Written problem:
Give the listing again exactly, omitting its images.

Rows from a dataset
###

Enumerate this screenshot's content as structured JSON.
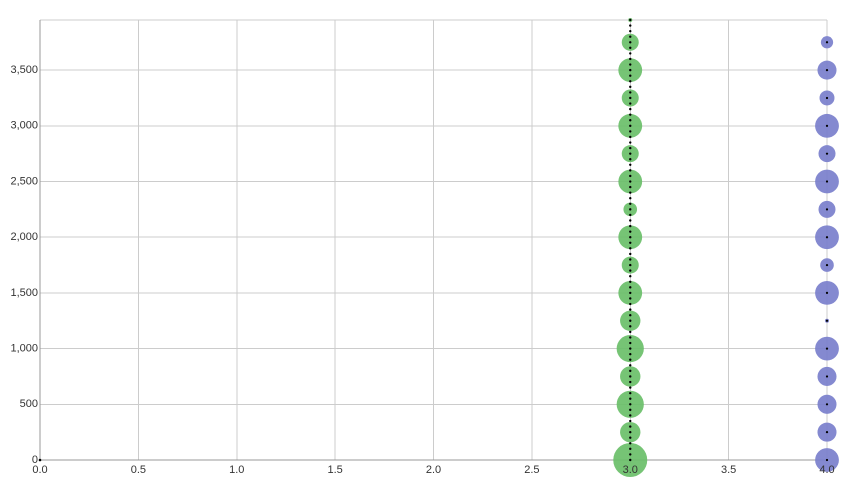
{
  "chart_data": {
    "type": "scatter",
    "title": "",
    "xlabel": "",
    "ylabel": "",
    "xlim": [
      0,
      4
    ],
    "ylim": [
      0,
      3950
    ],
    "grid": true,
    "legend": "none",
    "x_ticks": [
      {
        "value": 0,
        "label": "0.0"
      },
      {
        "value": 0.5,
        "label": "0.5"
      },
      {
        "value": 1,
        "label": "1.0"
      },
      {
        "value": 1.5,
        "label": "1.5"
      },
      {
        "value": 2,
        "label": "2.0"
      },
      {
        "value": 2.5,
        "label": "2.5"
      },
      {
        "value": 3,
        "label": "3.0"
      },
      {
        "value": 3.5,
        "label": "3.5"
      },
      {
        "value": 4,
        "label": "4.0"
      }
    ],
    "y_ticks": [
      {
        "value": 0,
        "label": "0"
      },
      {
        "value": 500,
        "label": "500"
      },
      {
        "value": 1000,
        "label": "1,000"
      },
      {
        "value": 1500,
        "label": "1,500"
      },
      {
        "value": 2000,
        "label": "2,000"
      },
      {
        "value": 2500,
        "label": "2,500"
      },
      {
        "value": 3000,
        "label": "3,000"
      },
      {
        "value": 3500,
        "label": "3,500"
      }
    ],
    "series": [
      {
        "color": "#6abf69",
        "dot_color": "#000000",
        "x": 3,
        "y": [
          0,
          250,
          500,
          750,
          1000,
          1250,
          1500,
          1750,
          2000,
          2250,
          2500,
          2750,
          3000,
          3250,
          3500,
          3750,
          3950
        ],
        "sizes": [
          5,
          3,
          4,
          3,
          4,
          3,
          3.5,
          2.5,
          3.5,
          2,
          3.5,
          2.5,
          3.5,
          2.5,
          3.5,
          2.5,
          0.6
        ],
        "dot_step": 50
      },
      {
        "color": "#7a7fcc",
        "dot_color": "#000000",
        "x": 4,
        "y": [
          0,
          250,
          500,
          750,
          1000,
          1250,
          1500,
          1750,
          2000,
          2250,
          2500,
          2750,
          3000,
          3250,
          3500,
          3750
        ],
        "sizes": [
          3.5,
          2.8,
          2.8,
          2.8,
          3.5,
          0.6,
          3.5,
          2.0,
          3.5,
          2.5,
          3.5,
          2.5,
          3.5,
          2.2,
          2.8,
          1.8
        ]
      }
    ]
  }
}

###

Exercise output:
Enumerate this screenshot's content as structured JSON.
{
  "chart_data": {
    "type": "scatter",
    "title": "",
    "xlabel": "",
    "ylabel": "",
    "xlim": [
      0,
      4
    ],
    "ylim": [
      0,
      3950
    ],
    "grid": true,
    "legend": "none",
    "x_ticks": [
      {
        "value": 0,
        "label": "0.0"
      },
      {
        "value": 0.5,
        "label": "0.5"
      },
      {
        "value": 1,
        "label": "1.0"
      },
      {
        "value": 1.5,
        "label": "1.5"
      },
      {
        "value": 2,
        "label": "2.0"
      },
      {
        "value": 2.5,
        "label": "2.5"
      },
      {
        "value": 3,
        "label": "3.0"
      },
      {
        "value": 3.5,
        "label": "3.5"
      },
      {
        "value": 4,
        "label": "4.0"
      }
    ],
    "y_ticks": [
      {
        "value": 0,
        "label": "0"
      },
      {
        "value": 500,
        "label": "500"
      },
      {
        "value": 1000,
        "label": "1,000"
      },
      {
        "value": 1500,
        "label": "1,500"
      },
      {
        "value": 2000,
        "label": "2,000"
      },
      {
        "value": 2500,
        "label": "2,500"
      },
      {
        "value": 3000,
        "label": "3,000"
      },
      {
        "value": 3500,
        "label": "3,500"
      }
    ],
    "series": [
      {
        "color": "#6abf69",
        "dot_color": "#000000",
        "x": 3,
        "y": [
          0,
          250,
          500,
          750,
          1000,
          1250,
          1500,
          1750,
          2000,
          2250,
          2500,
          2750,
          3000,
          3250,
          3500,
          3750,
          3950
        ],
        "sizes": [
          5,
          3,
          4,
          3,
          4,
          3,
          3.5,
          2.5,
          3.5,
          2,
          3.5,
          2.5,
          3.5,
          2.5,
          3.5,
          2.5,
          0.6
        ],
        "dot_step": 50
      },
      {
        "color": "#7a7fcc",
        "dot_color": "#000000",
        "x": 4,
        "y": [
          0,
          250,
          500,
          750,
          1000,
          1250,
          1500,
          1750,
          2000,
          2250,
          2500,
          2750,
          3000,
          3250,
          3500,
          3750
        ],
        "sizes": [
          3.5,
          2.8,
          2.8,
          2.8,
          3.5,
          0.6,
          3.5,
          2.0,
          3.5,
          2.5,
          3.5,
          2.5,
          3.5,
          2.2,
          2.8,
          1.8
        ]
      }
    ]
  }
}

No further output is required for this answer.